[WORK INSTRUCTIONS] Your answer should be a single number: the count of lines that include the word "content".

Entries from a dataset:
════════

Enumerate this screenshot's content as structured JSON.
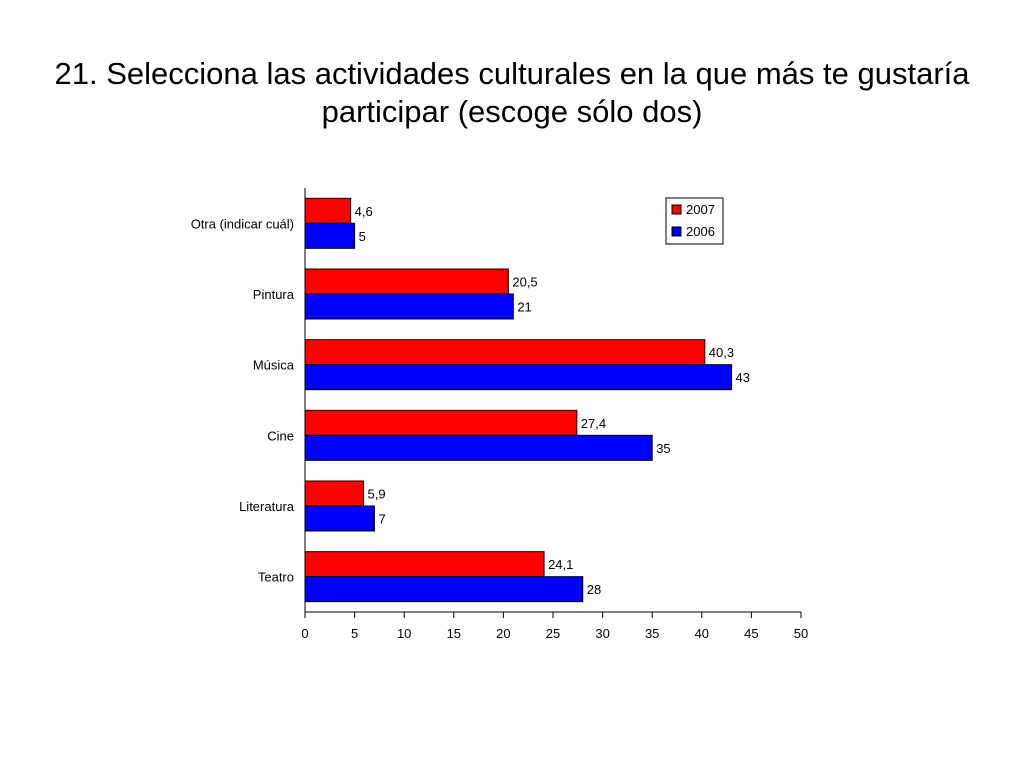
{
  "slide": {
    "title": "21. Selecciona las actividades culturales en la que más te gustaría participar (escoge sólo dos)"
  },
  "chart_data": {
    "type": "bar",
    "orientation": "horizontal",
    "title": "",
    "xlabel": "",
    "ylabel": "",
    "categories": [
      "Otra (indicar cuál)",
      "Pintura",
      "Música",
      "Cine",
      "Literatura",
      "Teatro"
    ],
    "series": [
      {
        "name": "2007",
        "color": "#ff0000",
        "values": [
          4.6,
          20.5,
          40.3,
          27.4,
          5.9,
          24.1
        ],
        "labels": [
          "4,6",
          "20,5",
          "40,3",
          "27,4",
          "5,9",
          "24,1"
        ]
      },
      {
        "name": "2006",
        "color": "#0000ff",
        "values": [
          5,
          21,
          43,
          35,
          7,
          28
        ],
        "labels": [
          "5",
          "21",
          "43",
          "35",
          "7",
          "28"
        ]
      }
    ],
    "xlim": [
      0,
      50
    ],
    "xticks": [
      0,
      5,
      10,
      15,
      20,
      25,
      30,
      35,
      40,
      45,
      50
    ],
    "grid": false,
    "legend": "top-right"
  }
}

════════

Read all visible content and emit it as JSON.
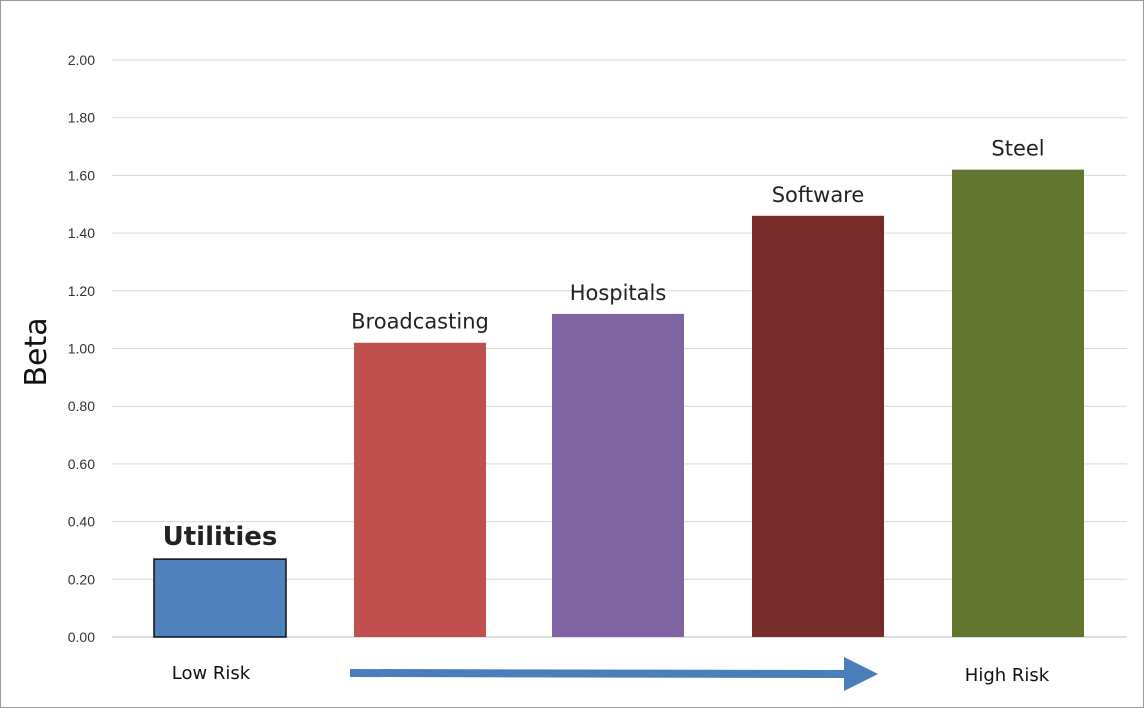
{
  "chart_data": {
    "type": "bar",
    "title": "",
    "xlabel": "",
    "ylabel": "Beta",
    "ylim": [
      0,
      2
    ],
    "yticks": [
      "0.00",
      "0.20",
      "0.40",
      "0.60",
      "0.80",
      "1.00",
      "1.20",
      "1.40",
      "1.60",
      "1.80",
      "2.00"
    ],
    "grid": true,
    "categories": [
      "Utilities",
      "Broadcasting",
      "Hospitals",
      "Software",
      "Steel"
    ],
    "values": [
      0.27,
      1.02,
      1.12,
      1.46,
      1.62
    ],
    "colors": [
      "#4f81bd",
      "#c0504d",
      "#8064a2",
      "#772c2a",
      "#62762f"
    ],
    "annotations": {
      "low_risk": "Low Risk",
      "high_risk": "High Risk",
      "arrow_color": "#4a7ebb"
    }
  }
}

════════

[THE ANSWER] 2